→ **EXERCISE REQUIREMENTS**
Can you print the data exactly and leave out each image?

***** DATASET ROWS *****

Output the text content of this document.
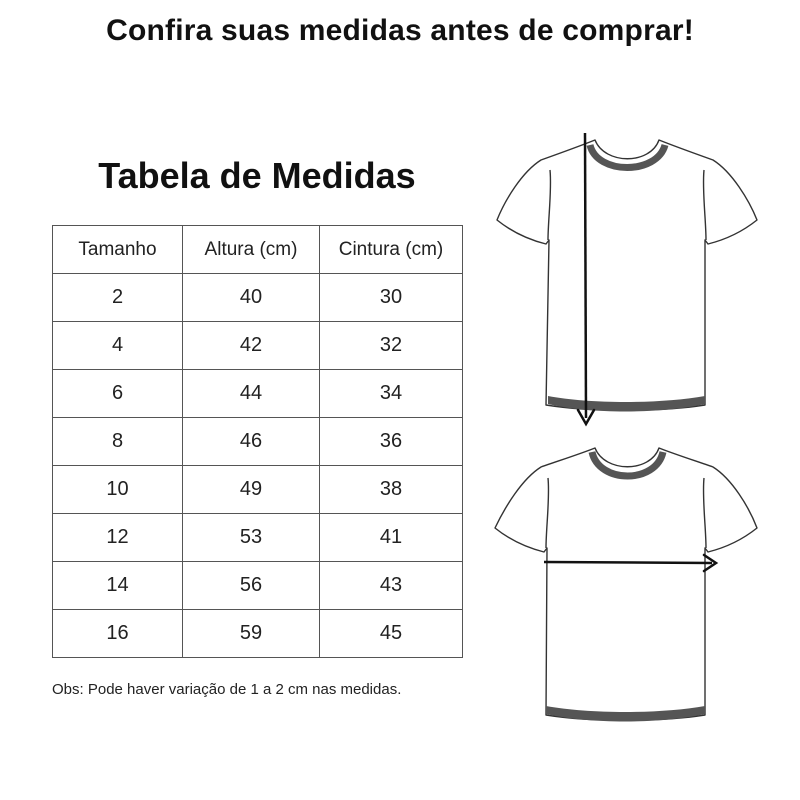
Confira suas medidas antes de comprar!
Tabela de Medidas
Tamanho	Altura (cm)	Cintura (cm)
2	40	30
4	42	32
6	44	34
8	46	36
10	49	38
12	53	41
14	56	43
16	59	45
Obs: Pode haver variação de 1 a 2 cm nas medidas.
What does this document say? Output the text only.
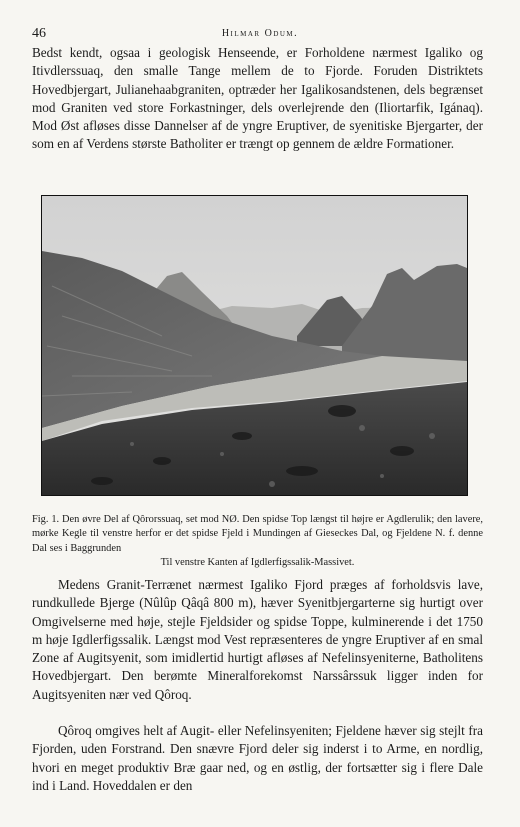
46	Hilmar Odum.

Bedst kendt, ogsaa i geologisk Henseende, er Forholdene nærmest Igaliko og Itivdlerssuaq, den smalle Tange mellem de to Fjorde. Foruden Distriktets Hovedbjergart, Julianehaabgraniten, optræder her Igalikosandstenen, dels begrænset mod Graniten ved store Forkastninger, dels overlejrende den (Iliortarfik, Igánaq). Mod Øst afløses disse Dannelser af de yngre Eruptiver, de syenitiske Bjergarter, der som en af Verdens største Batholiter er trængt op gennem de ældre Formationer.

Fig. 1. Den øvre Del af Qôrorssuaq, set mod NØ. Den spidse Top længst til højre er Agdlerulik; den lavere, mørke Kegle til venstre herfor er det spidse Fjeld i Mundingen af Gieseckes Dal, og Fjeldene N. f. denne Dal ses i Baggrunden
Til venstre Kanten af Igdlerfigssalik-Massivet.

Medens Granit-Terrænet nærmest Igaliko Fjord præges af forholdsvis lave, rundkullede Bjerge (Nûlûp Qâqâ 800 m), hæver Syenitbjergarterne sig hurtigt over Omgivelserne med høje, stejle Fjeldsider og spidse Toppe, kulminerende i det 1750 m høje Igdlerfigssalik. Længst mod Vest repræsenteres de yngre Eruptiver af en smal Zone af Augitsyenit, som imidlertid hurtigt afløses af Nefelinsyeniterne, Batholitens Hovedbjergart. Den berømte Mineralforekomst Narssârssuk ligger inden for Augitsyeniten nær ved Qôroq.

Qôroq omgives helt af Augit- eller Nefelinsyeniten; Fjeldene hæver sig stejlt fra Fjorden, uden Forstrand. Den snævre Fjord deler sig inderst i to Arme, en nordlig, hvori en meget produktiv Bræ gaar ned, og en østlig, der fortsætter sig i flere Dale ind i Land. Hoveddalen er den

*****

→ **WRITTEN REPLY**
Output the text content of this document.
Confira suas medidas antes de comprar!
Tabela de Medidas
Tamanho	Altura (cm)	Cintura (cm)
2	40	30
4	42	32
6	44	34
8	46	36
10	49	38
12	53	41
14	56	43
16	59	45
Obs: Pode haver variação de 1 a 2 cm nas medidas.
What does this document say? Output the text only.
46	Hilmar Odum.

Bedst kendt, ogsaa i geologisk Henseende, er Forholdene nærmest Igaliko og Itivdlerssuaq, den smalle Tange mellem de to Fjorde. Foruden Distriktets Hovedbjergart, Julianehaabgraniten, optræder her Igalikosandstenen, dels begrænset mod Graniten ved store Forkastninger, dels overlejrende den (Iliortarfik, Igánaq). Mod Øst afløses disse Dannelser af de yngre Eruptiver, de syenitiske Bjergarter, der som en af Verdens største Batholiter er trængt op gennem de ældre Formationer.

Fig. 1. Den øvre Del af Qôrorssuaq, set mod NØ. Den spidse Top længst til højre er Agdlerulik; den lavere, mørke Kegle til venstre herfor er det spidse Fjeld i Mundingen af Gieseckes Dal, og Fjeldene N. f. denne Dal ses i Baggrunden
Til venstre Kanten af Igdlerfigssalik-Massivet.

Medens Granit-Terrænet nærmest Igaliko Fjord præges af forholdsvis lave, rundkullede Bjerge (Nûlûp Qâqâ 800 m), hæver Syenitbjergarterne sig hurtigt over Omgivelserne med høje, stejle Fjeldsider og spidse Toppe, kulminerende i det 1750 m høje Igdlerfigssalik. Længst mod Vest repræsenteres de yngre Eruptiver af en smal Zone af Augitsyenit, som imidlertid hurtigt afløses af Nefelinsyeniterne, Batholitens Hovedbjergart. Den berømte Mineralforekomst Narssârssuk ligger inden for Augitsyeniten nær ved Qôroq.

Qôroq omgives helt af Augit- eller Nefelinsyeniten; Fjeldene hæver sig stejlt fra Fjorden, uden Forstrand. Den snævre Fjord deler sig inderst i to Arme, en nordlig, hvori en meget produktiv Bræ gaar ned, og en østlig, der fortsætter sig i flere Dale ind i Land. Hoveddalen er den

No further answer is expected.